[Exercise]
Only the lines from the one containing "What's the underlying" through the end of the material are to be echoed, each exactly as it appears.

[Information shown]
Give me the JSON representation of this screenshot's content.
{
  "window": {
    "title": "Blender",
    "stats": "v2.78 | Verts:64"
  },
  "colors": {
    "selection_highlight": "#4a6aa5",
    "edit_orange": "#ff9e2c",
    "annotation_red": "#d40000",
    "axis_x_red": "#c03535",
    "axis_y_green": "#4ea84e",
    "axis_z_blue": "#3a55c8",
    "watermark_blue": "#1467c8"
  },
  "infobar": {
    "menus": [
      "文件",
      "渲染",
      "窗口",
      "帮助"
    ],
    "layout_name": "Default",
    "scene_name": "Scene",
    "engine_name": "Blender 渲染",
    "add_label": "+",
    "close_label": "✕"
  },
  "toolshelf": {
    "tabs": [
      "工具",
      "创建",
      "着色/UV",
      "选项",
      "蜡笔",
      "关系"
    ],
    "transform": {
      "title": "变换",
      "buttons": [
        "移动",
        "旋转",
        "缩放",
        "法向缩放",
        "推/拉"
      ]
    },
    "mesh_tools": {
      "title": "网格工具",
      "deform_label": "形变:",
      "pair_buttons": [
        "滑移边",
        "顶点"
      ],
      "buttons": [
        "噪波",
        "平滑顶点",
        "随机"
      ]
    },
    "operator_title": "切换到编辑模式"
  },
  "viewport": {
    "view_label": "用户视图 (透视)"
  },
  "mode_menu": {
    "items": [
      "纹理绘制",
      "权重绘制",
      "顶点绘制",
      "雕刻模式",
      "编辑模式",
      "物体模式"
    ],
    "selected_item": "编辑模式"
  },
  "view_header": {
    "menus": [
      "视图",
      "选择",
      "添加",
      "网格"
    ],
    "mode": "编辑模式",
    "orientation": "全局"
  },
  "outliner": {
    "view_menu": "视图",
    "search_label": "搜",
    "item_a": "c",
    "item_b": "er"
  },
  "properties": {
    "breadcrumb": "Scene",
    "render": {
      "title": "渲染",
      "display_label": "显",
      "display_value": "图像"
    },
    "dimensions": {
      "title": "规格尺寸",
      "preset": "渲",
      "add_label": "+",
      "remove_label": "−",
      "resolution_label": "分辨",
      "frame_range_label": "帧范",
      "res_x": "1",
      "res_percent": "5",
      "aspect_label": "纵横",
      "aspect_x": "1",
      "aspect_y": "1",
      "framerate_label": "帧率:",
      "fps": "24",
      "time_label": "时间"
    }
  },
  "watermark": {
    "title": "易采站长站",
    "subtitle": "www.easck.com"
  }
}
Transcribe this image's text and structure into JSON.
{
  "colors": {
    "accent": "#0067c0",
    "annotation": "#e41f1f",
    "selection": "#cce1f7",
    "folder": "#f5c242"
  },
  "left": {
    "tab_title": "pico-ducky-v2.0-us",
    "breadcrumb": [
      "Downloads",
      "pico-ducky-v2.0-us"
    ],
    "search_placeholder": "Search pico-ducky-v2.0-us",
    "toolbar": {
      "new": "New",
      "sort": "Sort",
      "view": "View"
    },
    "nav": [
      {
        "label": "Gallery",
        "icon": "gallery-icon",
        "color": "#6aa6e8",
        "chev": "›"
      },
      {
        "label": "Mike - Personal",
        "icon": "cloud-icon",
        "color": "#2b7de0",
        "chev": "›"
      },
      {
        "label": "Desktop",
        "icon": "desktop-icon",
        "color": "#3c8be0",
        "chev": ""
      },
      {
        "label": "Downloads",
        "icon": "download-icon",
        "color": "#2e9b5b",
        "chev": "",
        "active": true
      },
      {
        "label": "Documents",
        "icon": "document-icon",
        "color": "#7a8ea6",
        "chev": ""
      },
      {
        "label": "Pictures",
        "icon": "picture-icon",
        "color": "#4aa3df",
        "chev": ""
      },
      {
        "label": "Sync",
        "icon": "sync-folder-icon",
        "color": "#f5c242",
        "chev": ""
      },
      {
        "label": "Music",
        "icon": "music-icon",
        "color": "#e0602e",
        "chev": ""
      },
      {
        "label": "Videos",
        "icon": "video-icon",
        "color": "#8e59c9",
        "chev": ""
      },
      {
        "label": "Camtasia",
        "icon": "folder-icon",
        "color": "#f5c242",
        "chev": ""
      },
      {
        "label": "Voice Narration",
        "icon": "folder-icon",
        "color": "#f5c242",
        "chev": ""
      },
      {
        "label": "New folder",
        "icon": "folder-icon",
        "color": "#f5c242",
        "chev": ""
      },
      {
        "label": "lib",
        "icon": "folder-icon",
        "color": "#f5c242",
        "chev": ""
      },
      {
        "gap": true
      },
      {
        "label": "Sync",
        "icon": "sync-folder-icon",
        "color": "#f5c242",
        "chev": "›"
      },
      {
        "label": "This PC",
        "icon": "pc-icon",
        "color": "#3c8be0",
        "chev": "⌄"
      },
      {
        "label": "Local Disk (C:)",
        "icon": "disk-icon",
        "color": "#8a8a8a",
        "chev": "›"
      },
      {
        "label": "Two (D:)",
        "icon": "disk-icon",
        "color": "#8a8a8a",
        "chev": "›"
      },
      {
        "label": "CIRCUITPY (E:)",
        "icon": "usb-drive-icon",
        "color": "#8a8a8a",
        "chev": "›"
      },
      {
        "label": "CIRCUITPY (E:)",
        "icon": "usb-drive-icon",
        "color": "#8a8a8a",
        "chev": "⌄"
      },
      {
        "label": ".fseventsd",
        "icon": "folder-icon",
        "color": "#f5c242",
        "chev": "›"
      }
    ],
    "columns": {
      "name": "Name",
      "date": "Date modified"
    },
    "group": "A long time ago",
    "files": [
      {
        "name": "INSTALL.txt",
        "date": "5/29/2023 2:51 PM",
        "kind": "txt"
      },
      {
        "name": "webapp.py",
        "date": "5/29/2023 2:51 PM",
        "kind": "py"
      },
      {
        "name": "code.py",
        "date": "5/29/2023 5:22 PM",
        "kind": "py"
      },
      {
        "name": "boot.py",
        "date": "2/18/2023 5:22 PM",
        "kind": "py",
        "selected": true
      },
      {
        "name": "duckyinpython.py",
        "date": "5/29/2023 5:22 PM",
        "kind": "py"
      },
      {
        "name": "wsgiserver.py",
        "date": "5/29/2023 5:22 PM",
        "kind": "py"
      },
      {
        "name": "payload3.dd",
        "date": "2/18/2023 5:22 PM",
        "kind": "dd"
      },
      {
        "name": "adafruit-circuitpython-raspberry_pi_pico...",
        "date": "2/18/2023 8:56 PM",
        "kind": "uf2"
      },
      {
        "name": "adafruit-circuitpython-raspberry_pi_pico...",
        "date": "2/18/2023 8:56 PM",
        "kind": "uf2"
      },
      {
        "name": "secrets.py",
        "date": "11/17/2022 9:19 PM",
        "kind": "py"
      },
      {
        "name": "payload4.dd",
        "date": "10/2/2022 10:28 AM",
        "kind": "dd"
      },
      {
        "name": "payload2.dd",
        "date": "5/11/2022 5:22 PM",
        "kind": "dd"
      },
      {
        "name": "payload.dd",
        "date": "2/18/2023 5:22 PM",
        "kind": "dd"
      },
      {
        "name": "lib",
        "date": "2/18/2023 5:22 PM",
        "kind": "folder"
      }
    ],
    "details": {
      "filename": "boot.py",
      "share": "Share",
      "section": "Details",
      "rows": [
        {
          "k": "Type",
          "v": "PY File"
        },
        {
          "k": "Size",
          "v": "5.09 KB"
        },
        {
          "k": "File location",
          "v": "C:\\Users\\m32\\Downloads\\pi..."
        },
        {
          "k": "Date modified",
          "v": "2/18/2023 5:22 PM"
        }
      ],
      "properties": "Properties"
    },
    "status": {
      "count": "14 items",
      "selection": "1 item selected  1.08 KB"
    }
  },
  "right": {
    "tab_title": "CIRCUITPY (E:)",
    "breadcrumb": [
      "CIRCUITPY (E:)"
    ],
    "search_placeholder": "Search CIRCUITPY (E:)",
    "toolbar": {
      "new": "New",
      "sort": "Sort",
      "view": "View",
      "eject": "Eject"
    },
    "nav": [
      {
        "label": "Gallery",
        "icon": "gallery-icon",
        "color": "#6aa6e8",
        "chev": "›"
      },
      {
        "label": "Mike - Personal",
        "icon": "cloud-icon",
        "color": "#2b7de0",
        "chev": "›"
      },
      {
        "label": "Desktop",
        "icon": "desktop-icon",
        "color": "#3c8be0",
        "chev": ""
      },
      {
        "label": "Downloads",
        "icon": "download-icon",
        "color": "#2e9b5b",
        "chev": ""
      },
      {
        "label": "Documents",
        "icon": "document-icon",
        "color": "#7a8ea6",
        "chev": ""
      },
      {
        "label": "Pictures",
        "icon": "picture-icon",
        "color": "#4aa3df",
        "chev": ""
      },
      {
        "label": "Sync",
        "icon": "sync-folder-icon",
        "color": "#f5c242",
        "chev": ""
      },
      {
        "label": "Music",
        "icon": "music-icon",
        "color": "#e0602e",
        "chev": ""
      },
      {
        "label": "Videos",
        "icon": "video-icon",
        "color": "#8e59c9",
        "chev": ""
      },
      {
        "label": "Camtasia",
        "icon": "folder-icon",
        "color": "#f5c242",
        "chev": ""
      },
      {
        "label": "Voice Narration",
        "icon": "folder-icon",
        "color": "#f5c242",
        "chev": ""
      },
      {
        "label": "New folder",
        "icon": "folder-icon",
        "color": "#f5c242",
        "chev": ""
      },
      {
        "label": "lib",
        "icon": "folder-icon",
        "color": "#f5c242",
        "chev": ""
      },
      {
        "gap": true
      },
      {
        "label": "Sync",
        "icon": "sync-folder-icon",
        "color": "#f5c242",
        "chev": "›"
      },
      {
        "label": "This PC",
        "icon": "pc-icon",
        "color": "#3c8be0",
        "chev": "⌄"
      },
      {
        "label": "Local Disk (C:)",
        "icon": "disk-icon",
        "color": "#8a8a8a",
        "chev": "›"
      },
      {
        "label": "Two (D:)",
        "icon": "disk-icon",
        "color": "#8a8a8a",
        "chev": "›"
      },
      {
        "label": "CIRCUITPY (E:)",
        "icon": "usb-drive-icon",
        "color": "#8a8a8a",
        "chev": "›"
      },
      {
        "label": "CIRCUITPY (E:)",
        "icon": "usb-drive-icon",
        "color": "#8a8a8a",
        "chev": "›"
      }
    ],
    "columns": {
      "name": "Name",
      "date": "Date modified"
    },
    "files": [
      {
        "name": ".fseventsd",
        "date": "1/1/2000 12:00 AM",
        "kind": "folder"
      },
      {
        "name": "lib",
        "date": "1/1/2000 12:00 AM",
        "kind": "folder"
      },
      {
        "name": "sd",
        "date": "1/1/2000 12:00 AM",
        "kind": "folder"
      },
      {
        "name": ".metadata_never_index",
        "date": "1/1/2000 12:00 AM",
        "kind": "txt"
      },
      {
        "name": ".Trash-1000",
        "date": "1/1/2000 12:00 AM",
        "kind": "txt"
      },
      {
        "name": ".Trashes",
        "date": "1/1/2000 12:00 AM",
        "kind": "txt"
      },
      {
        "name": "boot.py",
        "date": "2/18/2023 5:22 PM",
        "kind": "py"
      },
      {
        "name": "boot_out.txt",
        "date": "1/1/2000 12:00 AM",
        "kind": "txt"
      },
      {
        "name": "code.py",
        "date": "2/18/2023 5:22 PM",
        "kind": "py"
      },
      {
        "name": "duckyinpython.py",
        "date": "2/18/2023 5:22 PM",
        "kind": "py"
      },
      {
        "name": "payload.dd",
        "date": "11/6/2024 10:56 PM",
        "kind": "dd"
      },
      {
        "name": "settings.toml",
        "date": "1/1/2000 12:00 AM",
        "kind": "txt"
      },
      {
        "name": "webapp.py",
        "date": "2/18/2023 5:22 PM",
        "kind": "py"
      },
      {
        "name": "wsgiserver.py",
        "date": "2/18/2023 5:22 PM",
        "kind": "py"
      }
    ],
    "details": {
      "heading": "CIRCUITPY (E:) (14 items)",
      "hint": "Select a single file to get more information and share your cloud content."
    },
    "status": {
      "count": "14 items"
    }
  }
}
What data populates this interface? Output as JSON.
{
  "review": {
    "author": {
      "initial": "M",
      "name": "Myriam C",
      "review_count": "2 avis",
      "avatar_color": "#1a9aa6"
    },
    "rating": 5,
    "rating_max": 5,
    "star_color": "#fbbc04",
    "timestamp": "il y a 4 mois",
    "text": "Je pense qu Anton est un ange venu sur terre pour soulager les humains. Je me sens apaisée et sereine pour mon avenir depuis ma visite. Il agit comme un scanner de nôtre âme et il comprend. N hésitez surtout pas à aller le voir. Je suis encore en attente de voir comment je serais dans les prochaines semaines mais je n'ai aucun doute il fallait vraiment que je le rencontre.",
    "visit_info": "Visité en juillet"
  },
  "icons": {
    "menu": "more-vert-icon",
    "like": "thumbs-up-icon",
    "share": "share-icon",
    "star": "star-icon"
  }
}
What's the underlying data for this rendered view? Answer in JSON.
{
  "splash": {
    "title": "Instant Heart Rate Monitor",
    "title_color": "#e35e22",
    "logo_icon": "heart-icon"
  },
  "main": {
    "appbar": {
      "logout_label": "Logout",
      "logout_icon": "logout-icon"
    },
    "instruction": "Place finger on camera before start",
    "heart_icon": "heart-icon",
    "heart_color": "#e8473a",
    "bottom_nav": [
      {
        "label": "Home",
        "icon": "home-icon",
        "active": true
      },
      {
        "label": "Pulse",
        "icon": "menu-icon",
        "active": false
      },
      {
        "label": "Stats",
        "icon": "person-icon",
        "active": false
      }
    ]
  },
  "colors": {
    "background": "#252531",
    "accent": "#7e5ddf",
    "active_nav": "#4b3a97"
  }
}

[Response to the exercise]
What's the underlying data for this rendered view? Answer in JSON.
{
  "splash": {
    "title": "Instant Heart Rate Monitor",
    "title_color": "#e35e22",
    "logo_icon": "heart-icon"
  },
  "main": {
    "appbar": {
      "logout_label": "Logout",
      "logout_icon": "logout-icon"
    },
    "instruction": "Place finger on camera before start",
    "heart_icon": "heart-icon",
    "heart_color": "#e8473a",
    "bottom_nav": [
      {
        "label": "Home",
        "icon": "home-icon",
        "active": true
      },
      {
        "label": "Pulse",
        "icon": "menu-icon",
        "active": false
      },
      {
        "label": "Stats",
        "icon": "person-icon",
        "active": false
      }
    ]
  },
  "colors": {
    "background": "#252531",
    "accent": "#7e5ddf",
    "active_nav": "#4b3a97"
  }
}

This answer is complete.